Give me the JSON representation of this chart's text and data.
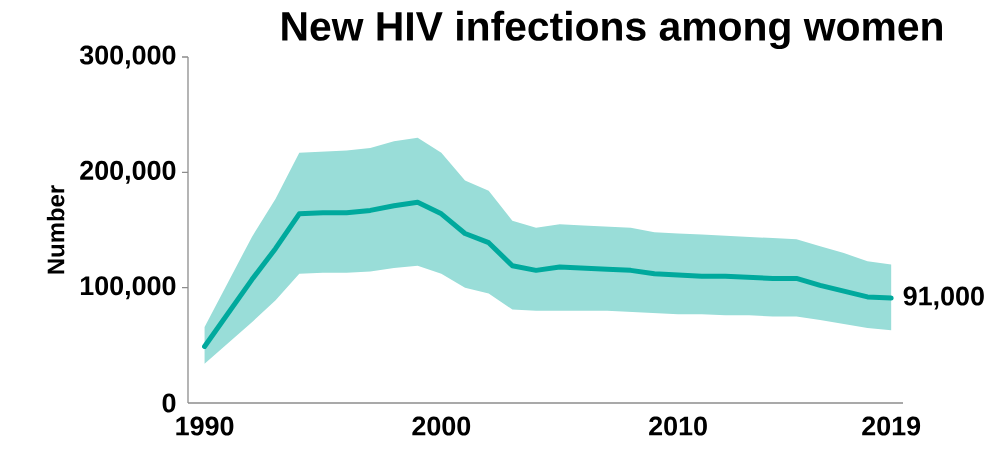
{
  "chart_data": {
    "type": "line",
    "title": "New HIV infections among women",
    "ylabel": "Number",
    "x": [
      1990,
      1991,
      1992,
      1993,
      1994,
      1995,
      1996,
      1997,
      1998,
      1999,
      2000,
      2001,
      2002,
      2003,
      2004,
      2005,
      2006,
      2007,
      2008,
      2009,
      2010,
      2011,
      2012,
      2013,
      2014,
      2015,
      2016,
      2017,
      2018,
      2019
    ],
    "series": [
      {
        "color": "#00a99d",
        "values": [
          49000,
          78000,
          107000,
          134000,
          164000,
          165000,
          165000,
          167000,
          171000,
          174000,
          164000,
          147000,
          139000,
          119000,
          115000,
          118000,
          117000,
          116000,
          115000,
          112000,
          111000,
          110000,
          110000,
          109000,
          108000,
          108000,
          102000,
          97000,
          92000,
          91000
        ],
        "lower": [
          34000,
          52000,
          70000,
          89000,
          112000,
          113000,
          113000,
          114000,
          117000,
          119000,
          112000,
          100000,
          95000,
          81000,
          80000,
          80000,
          80000,
          80000,
          79000,
          78000,
          77000,
          77000,
          76000,
          76000,
          75000,
          75000,
          72000,
          68500,
          65000,
          63000
        ],
        "upper": [
          66000,
          105000,
          144000,
          177000,
          217000,
          218000,
          219000,
          221000,
          227000,
          230000,
          217000,
          193000,
          184000,
          158000,
          152000,
          155000,
          154000,
          153000,
          152000,
          148000,
          147000,
          146000,
          145000,
          144000,
          143000,
          142000,
          136000,
          130000,
          123000,
          120000
        ]
      }
    ],
    "xlim": [
      1989.3,
      2019.5
    ],
    "ylim": [
      0,
      300000
    ],
    "xticks": [
      1990,
      2000,
      2010,
      2019
    ],
    "yticks": [
      0,
      {
        "value": 100000,
        "label": "100,000"
      },
      {
        "value": 200000,
        "label": "200,000"
      },
      {
        "value": 300000,
        "label": "300,000"
      }
    ],
    "grid": false,
    "annotations": [
      {
        "text": "91,000",
        "x": 2019,
        "y": 91000
      }
    ]
  }
}
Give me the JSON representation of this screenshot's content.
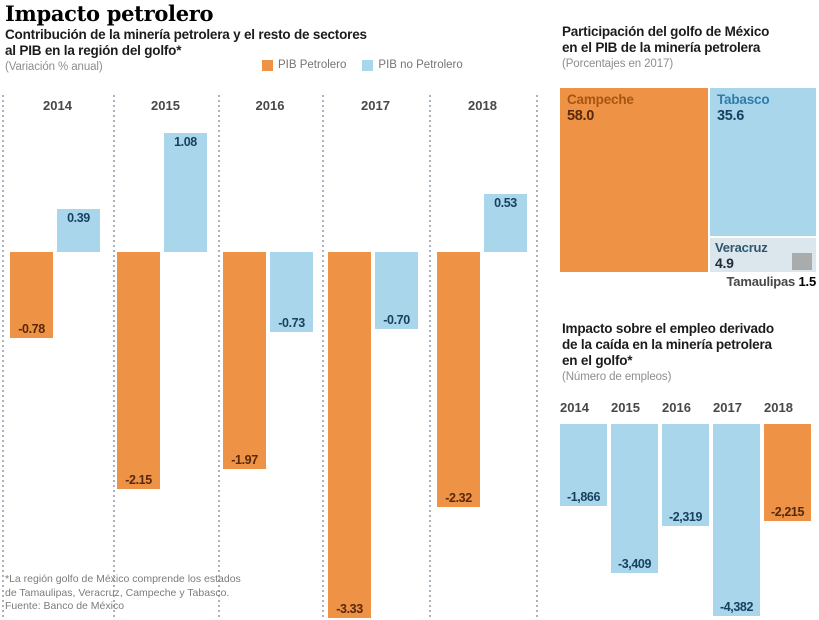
{
  "header": {
    "title": "Impacto petrolero",
    "left_chart": {
      "subtitle_lines": [
        "Contribución de la minería petrolera y el resto de sectores",
        "al PIB en la región del golfo*"
      ],
      "unit": "(Variación % anual)"
    },
    "legend": [
      {
        "name": "pib-petrolero",
        "label": "PIB Petrolero",
        "color": "#ee9245"
      },
      {
        "name": "pib-no-petrolero",
        "label": "PIB no Petrolero",
        "color": "#aad6eb"
      }
    ]
  },
  "panels": {
    "treemap": {
      "title_lines": [
        "Participación del golfo de México",
        "en el PIB de la minería petrolera"
      ],
      "unit": "(Porcentajes en 2017)"
    },
    "employment": {
      "title_lines": [
        "Impacto sobre el empleo derivado",
        "de la caída en la minería petrolera",
        "en el golfo*"
      ],
      "unit": "(Número de empleos)"
    }
  },
  "footnote_lines": [
    "*La región golfo de México comprende los estados",
    "de Tamaulipas, Veracruz, Campeche y Tabasco.",
    "Fuente: Banco de México"
  ],
  "colors": {
    "orange": "#ee9245",
    "blue": "#aad6eb",
    "veracruz_bg": "#dce7ed",
    "tamaulipas_gray": "#a9abad",
    "label_on_orange": "#57280b",
    "label_on_blue": "#173f5f",
    "grid_dots": "#a9b3bd"
  },
  "chart_data": [
    {
      "id": "pib_golfo",
      "type": "bar",
      "title": "Contribución de la minería petrolera y el resto de sectores al PIB en la región del golfo*",
      "ylabel": "Variación % anual",
      "categories": [
        "2014",
        "2015",
        "2016",
        "2017",
        "2018"
      ],
      "series": [
        {
          "name": "PIB Petrolero",
          "color": "#ee9245",
          "values": [
            -0.78,
            -2.15,
            -1.97,
            -3.33,
            -2.32
          ],
          "labels": [
            "-0.78",
            "-2.15",
            "-1.97",
            "-3.33",
            "-2.32"
          ]
        },
        {
          "name": "PIB no Petrolero",
          "color": "#aad6eb",
          "values": [
            0.39,
            1.08,
            -0.73,
            -0.7,
            0.53
          ],
          "labels": [
            "0.39",
            "1.08",
            "-0.73",
            "-0.70",
            "0.53"
          ]
        }
      ],
      "ylim": [
        -3.4,
        1.2
      ],
      "grid": "dotted vertical separators between years",
      "legend_position": "top-right of subtitle"
    },
    {
      "id": "participacion_golfo_pib_mineria",
      "type": "treemap",
      "title": "Participación del golfo de México en el PIB de la minería petrolera",
      "unit": "Porcentajes en 2017",
      "items": [
        {
          "name": "Campeche",
          "value": 58.0,
          "label": "58.0",
          "color": "#ee9245"
        },
        {
          "name": "Tabasco",
          "value": 35.6,
          "label": "35.6",
          "color": "#aad6eb"
        },
        {
          "name": "Veracruz",
          "value": 4.9,
          "label": "4.9",
          "color": "#dce7ed"
        },
        {
          "name": "Tamaulipas",
          "value": 1.5,
          "label": "1.5",
          "color": "#a9abad"
        }
      ]
    },
    {
      "id": "empleo_golfo",
      "type": "bar",
      "title": "Impacto sobre el empleo derivado de la caída en la minería petrolera en el golfo*",
      "unit": "Número de empleos",
      "categories": [
        "2014",
        "2015",
        "2016",
        "2017",
        "2018"
      ],
      "values": [
        -1866,
        -3409,
        -2319,
        -4382,
        -2215
      ],
      "labels": [
        "-1,866",
        "-3,409",
        "-2,319",
        "-4,382",
        "-2,215"
      ],
      "colors_by_bar": [
        "#aad6eb",
        "#aad6eb",
        "#aad6eb",
        "#aad6eb",
        "#ee9245"
      ]
    }
  ]
}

+ + + + +

Without the pictures, write out every entry precisely as it appears.

- [RESPONSE TO THIS TASK]
Give me the JSON representation of this chart's text and data.
{
  "chart_data": {
    "type": "line",
    "title": "New HIV infections among women",
    "ylabel": "Number",
    "x": [
      1990,
      1991,
      1992,
      1993,
      1994,
      1995,
      1996,
      1997,
      1998,
      1999,
      2000,
      2001,
      2002,
      2003,
      2004,
      2005,
      2006,
      2007,
      2008,
      2009,
      2010,
      2011,
      2012,
      2013,
      2014,
      2015,
      2016,
      2017,
      2018,
      2019
    ],
    "series": [
      {
        "color": "#00a99d",
        "values": [
          49000,
          78000,
          107000,
          134000,
          164000,
          165000,
          165000,
          167000,
          171000,
          174000,
          164000,
          147000,
          139000,
          119000,
          115000,
          118000,
          117000,
          116000,
          115000,
          112000,
          111000,
          110000,
          110000,
          109000,
          108000,
          108000,
          102000,
          97000,
          92000,
          91000
        ],
        "lower": [
          34000,
          52000,
          70000,
          89000,
          112000,
          113000,
          113000,
          114000,
          117000,
          119000,
          112000,
          100000,
          95000,
          81000,
          80000,
          80000,
          80000,
          80000,
          79000,
          78000,
          77000,
          77000,
          76000,
          76000,
          75000,
          75000,
          72000,
          68500,
          65000,
          63000
        ],
        "upper": [
          66000,
          105000,
          144000,
          177000,
          217000,
          218000,
          219000,
          221000,
          227000,
          230000,
          217000,
          193000,
          184000,
          158000,
          152000,
          155000,
          154000,
          153000,
          152000,
          148000,
          147000,
          146000,
          145000,
          144000,
          143000,
          142000,
          136000,
          130000,
          123000,
          120000
        ]
      }
    ],
    "xlim": [
      1989.3,
      2019.5
    ],
    "ylim": [
      0,
      300000
    ],
    "xticks": [
      1990,
      2000,
      2010,
      2019
    ],
    "yticks": [
      0,
      {
        "value": 100000,
        "label": "100,000"
      },
      {
        "value": 200000,
        "label": "200,000"
      },
      {
        "value": 300000,
        "label": "300,000"
      }
    ],
    "grid": false,
    "annotations": [
      {
        "text": "91,000",
        "x": 2019,
        "y": 91000
      }
    ]
  }
}
Give me the JSON representation of this screenshot's content.
{
  "header": {
    "title": "Impacto petrolero",
    "left_chart": {
      "subtitle_lines": [
        "Contribución de la minería petrolera y el resto de sectores",
        "al PIB en la región del golfo*"
      ],
      "unit": "(Variación % anual)"
    },
    "legend": [
      {
        "name": "pib-petrolero",
        "label": "PIB Petrolero",
        "color": "#ee9245"
      },
      {
        "name": "pib-no-petrolero",
        "label": "PIB no Petrolero",
        "color": "#aad6eb"
      }
    ]
  },
  "panels": {
    "treemap": {
      "title_lines": [
        "Participación del golfo de México",
        "en el PIB de la minería petrolera"
      ],
      "unit": "(Porcentajes en 2017)"
    },
    "employment": {
      "title_lines": [
        "Impacto sobre el empleo derivado",
        "de la caída en la minería petrolera",
        "en el golfo*"
      ],
      "unit": "(Número de empleos)"
    }
  },
  "footnote_lines": [
    "*La región golfo de México comprende los estados",
    "de Tamaulipas, Veracruz, Campeche y Tabasco.",
    "Fuente: Banco de México"
  ],
  "colors": {
    "orange": "#ee9245",
    "blue": "#aad6eb",
    "veracruz_bg": "#dce7ed",
    "tamaulipas_gray": "#a9abad",
    "label_on_orange": "#57280b",
    "label_on_blue": "#173f5f",
    "grid_dots": "#a9b3bd"
  },
  "chart_data": [
    {
      "id": "pib_golfo",
      "type": "bar",
      "title": "Contribución de la minería petrolera y el resto de sectores al PIB en la región del golfo*",
      "ylabel": "Variación % anual",
      "categories": [
        "2014",
        "2015",
        "2016",
        "2017",
        "2018"
      ],
      "series": [
        {
          "name": "PIB Petrolero",
          "color": "#ee9245",
          "values": [
            -0.78,
            -2.15,
            -1.97,
            -3.33,
            -2.32
          ],
          "labels": [
            "-0.78",
            "-2.15",
            "-1.97",
            "-3.33",
            "-2.32"
          ]
        },
        {
          "name": "PIB no Petrolero",
          "color": "#aad6eb",
          "values": [
            0.39,
            1.08,
            -0.73,
            -0.7,
            0.53
          ],
          "labels": [
            "0.39",
            "1.08",
            "-0.73",
            "-0.70",
            "0.53"
          ]
        }
      ],
      "ylim": [
        -3.4,
        1.2
      ],
      "grid": "dotted vertical separators between years",
      "legend_position": "top-right of subtitle"
    },
    {
      "id": "participacion_golfo_pib_mineria",
      "type": "treemap",
      "title": "Participación del golfo de México en el PIB de la minería petrolera",
      "unit": "Porcentajes en 2017",
      "items": [
        {
          "name": "Campeche",
          "value": 58.0,
          "label": "58.0",
          "color": "#ee9245"
        },
        {
          "name": "Tabasco",
          "value": 35.6,
          "label": "35.6",
          "color": "#aad6eb"
        },
        {
          "name": "Veracruz",
          "value": 4.9,
          "label": "4.9",
          "color": "#dce7ed"
        },
        {
          "name": "Tamaulipas",
          "value": 1.5,
          "label": "1.5",
          "color": "#a9abad"
        }
      ]
    },
    {
      "id": "empleo_golfo",
      "type": "bar",
      "title": "Impacto sobre el empleo derivado de la caída en la minería petrolera en el golfo*",
      "unit": "Número de empleos",
      "categories": [
        "2014",
        "2015",
        "2016",
        "2017",
        "2018"
      ],
      "values": [
        -1866,
        -3409,
        -2319,
        -4382,
        -2215
      ],
      "labels": [
        "-1,866",
        "-3,409",
        "-2,319",
        "-4,382",
        "-2,215"
      ],
      "colors_by_bar": [
        "#aad6eb",
        "#aad6eb",
        "#aad6eb",
        "#aad6eb",
        "#ee9245"
      ]
    }
  ]
}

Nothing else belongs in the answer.